WHAT IS BEING ASKED: Pull every "weather" line out of the data below.
-- START RECORD EXCERPTS --
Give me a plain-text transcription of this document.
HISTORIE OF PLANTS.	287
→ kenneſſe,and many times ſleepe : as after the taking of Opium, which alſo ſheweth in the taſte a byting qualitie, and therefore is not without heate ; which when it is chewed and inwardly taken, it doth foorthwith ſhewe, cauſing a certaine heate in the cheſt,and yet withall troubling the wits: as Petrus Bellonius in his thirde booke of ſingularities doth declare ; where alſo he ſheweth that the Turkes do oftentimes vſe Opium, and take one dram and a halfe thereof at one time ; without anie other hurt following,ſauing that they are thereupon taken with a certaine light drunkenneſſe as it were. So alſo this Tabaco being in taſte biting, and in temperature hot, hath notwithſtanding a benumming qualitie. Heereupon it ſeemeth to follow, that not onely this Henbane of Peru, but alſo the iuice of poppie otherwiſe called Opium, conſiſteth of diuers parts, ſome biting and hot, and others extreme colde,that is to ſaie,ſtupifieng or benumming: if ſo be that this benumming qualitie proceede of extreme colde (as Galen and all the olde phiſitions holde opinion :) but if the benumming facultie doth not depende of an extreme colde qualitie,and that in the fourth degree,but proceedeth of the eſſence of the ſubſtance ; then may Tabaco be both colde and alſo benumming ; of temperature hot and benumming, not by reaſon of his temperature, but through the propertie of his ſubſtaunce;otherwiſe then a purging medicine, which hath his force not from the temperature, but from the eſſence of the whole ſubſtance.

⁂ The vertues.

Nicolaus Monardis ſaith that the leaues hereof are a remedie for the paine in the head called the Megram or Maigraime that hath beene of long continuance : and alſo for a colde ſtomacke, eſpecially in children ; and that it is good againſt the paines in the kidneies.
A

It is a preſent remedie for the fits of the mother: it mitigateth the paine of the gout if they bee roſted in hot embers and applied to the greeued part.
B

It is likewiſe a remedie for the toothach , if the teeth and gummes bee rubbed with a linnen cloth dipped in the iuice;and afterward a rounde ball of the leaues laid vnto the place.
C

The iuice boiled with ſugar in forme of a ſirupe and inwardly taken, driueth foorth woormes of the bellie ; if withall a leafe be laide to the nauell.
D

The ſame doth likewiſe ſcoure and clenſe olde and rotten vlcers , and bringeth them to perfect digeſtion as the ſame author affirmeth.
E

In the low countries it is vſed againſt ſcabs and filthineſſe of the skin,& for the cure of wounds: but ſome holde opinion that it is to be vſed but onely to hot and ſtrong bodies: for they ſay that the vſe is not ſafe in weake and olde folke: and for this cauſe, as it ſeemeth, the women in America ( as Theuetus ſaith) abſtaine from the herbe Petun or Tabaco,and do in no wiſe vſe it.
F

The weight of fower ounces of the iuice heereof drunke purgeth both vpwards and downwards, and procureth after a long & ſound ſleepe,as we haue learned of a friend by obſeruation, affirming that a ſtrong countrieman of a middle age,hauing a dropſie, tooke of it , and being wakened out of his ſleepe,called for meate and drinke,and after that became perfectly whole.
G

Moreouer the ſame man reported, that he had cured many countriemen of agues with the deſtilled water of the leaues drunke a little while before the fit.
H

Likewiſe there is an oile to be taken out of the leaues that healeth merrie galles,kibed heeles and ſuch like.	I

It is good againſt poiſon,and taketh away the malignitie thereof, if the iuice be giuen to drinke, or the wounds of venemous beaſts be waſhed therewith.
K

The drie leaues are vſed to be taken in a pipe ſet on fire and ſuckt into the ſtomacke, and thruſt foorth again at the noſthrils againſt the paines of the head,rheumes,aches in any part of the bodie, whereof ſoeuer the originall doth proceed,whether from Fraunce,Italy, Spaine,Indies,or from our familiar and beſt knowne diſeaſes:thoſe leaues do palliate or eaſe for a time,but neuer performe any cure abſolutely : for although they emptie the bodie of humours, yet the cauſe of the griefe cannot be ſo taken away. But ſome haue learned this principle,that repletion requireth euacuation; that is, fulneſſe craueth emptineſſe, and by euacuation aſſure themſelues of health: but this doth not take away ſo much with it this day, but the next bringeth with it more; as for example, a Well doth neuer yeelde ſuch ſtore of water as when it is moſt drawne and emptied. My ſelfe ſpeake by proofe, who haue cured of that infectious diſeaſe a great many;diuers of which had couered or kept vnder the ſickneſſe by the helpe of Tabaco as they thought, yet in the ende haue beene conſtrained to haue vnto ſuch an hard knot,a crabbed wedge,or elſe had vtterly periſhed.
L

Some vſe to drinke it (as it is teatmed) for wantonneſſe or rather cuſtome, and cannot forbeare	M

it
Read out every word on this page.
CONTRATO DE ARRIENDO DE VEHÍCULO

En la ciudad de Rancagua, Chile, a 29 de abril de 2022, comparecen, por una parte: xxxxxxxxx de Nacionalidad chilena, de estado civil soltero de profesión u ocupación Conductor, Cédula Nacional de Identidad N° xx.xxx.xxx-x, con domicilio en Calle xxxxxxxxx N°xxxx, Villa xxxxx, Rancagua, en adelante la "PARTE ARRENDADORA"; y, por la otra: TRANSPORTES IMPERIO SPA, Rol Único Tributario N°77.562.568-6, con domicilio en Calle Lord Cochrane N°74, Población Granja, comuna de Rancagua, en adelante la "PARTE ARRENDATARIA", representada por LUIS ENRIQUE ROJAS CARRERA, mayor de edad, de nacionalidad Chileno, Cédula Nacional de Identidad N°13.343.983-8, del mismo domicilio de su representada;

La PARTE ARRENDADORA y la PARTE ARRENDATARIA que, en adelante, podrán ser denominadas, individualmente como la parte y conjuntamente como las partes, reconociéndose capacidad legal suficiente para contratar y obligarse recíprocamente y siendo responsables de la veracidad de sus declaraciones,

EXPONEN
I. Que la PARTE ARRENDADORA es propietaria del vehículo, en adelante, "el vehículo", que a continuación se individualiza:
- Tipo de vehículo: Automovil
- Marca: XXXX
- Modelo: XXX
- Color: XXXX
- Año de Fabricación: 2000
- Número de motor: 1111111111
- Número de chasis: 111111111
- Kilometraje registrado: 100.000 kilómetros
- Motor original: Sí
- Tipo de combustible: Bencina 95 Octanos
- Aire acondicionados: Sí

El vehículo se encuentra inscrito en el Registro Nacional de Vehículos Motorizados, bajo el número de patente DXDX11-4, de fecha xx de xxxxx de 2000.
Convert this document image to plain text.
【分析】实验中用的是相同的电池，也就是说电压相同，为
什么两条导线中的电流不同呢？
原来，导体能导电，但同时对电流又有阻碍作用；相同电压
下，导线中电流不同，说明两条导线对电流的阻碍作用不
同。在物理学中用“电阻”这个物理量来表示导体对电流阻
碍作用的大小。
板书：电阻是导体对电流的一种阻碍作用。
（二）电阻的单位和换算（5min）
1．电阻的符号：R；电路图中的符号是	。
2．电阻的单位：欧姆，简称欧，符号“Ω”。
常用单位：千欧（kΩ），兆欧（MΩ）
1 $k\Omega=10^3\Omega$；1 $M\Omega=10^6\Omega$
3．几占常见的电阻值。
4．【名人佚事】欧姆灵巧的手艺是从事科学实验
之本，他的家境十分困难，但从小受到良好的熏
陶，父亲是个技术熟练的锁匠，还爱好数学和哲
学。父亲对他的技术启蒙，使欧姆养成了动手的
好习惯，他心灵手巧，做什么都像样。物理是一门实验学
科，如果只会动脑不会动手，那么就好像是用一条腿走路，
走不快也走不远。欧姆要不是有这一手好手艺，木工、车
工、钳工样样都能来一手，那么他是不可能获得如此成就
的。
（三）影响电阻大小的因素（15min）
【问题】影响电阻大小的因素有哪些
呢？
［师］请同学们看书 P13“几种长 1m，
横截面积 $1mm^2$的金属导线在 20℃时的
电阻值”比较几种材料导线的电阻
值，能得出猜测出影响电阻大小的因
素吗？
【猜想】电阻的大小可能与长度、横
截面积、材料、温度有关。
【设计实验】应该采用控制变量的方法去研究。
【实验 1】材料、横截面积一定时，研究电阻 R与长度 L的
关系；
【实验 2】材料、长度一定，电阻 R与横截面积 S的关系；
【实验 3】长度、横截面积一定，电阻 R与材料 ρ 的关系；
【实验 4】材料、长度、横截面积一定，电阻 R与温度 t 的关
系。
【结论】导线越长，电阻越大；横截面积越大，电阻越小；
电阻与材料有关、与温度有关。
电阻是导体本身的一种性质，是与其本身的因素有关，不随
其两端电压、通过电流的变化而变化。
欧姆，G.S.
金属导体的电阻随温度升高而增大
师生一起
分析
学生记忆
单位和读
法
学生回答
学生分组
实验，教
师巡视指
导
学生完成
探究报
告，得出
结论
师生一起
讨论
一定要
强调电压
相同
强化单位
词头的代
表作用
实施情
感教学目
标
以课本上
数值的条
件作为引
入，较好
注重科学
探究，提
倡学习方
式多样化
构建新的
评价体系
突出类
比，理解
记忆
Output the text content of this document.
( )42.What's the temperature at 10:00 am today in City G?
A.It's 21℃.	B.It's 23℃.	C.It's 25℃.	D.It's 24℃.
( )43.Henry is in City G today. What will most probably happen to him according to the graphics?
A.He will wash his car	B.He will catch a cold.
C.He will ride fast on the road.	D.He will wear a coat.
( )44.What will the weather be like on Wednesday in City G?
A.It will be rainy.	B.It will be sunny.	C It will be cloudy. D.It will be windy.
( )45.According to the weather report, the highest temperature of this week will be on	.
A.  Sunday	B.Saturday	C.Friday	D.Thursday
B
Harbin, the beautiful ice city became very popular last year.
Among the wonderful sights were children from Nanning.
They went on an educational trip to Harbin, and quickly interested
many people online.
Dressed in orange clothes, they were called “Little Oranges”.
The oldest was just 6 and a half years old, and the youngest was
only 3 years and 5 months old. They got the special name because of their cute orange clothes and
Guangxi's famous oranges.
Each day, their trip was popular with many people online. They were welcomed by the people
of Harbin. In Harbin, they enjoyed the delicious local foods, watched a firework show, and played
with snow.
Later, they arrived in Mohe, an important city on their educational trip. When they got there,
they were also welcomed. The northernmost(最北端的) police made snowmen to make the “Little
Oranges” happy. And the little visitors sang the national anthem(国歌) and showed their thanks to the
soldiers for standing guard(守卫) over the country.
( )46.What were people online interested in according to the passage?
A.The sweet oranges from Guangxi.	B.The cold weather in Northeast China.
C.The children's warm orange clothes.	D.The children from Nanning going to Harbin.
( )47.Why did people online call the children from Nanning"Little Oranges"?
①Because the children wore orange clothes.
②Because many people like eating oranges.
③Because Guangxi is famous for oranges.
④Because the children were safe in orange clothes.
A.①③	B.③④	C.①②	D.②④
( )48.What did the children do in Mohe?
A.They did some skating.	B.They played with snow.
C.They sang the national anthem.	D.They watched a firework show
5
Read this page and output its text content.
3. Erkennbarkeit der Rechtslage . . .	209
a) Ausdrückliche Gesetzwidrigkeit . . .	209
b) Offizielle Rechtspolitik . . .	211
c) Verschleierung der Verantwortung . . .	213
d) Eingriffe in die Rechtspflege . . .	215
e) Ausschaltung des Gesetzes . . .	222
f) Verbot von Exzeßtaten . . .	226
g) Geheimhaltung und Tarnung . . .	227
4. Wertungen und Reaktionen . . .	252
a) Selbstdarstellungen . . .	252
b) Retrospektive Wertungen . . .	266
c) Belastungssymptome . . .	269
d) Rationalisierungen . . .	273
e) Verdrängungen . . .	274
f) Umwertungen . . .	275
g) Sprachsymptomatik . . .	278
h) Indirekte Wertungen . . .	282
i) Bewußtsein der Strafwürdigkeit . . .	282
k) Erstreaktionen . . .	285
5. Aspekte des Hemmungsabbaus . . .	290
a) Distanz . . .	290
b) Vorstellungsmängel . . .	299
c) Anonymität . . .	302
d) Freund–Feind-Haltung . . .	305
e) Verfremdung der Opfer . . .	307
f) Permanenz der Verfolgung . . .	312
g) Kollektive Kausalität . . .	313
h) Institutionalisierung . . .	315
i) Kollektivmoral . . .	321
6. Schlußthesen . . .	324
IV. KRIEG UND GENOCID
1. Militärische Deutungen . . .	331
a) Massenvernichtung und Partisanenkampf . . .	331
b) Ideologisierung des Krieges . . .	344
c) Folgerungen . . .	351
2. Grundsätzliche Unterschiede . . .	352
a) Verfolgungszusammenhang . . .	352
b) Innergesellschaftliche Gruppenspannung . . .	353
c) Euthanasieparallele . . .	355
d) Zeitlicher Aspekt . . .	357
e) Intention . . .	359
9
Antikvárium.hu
-- END RECORD EXCERPTS --
EXERCISE SOLUTION:
( )44.What will the weather be like on Wednesday in City G?
( )45.According to the weather report, the highest temperature of this week will be on	.
A.The sweet oranges from Guangxi.	B.The cold weather in Northeast China.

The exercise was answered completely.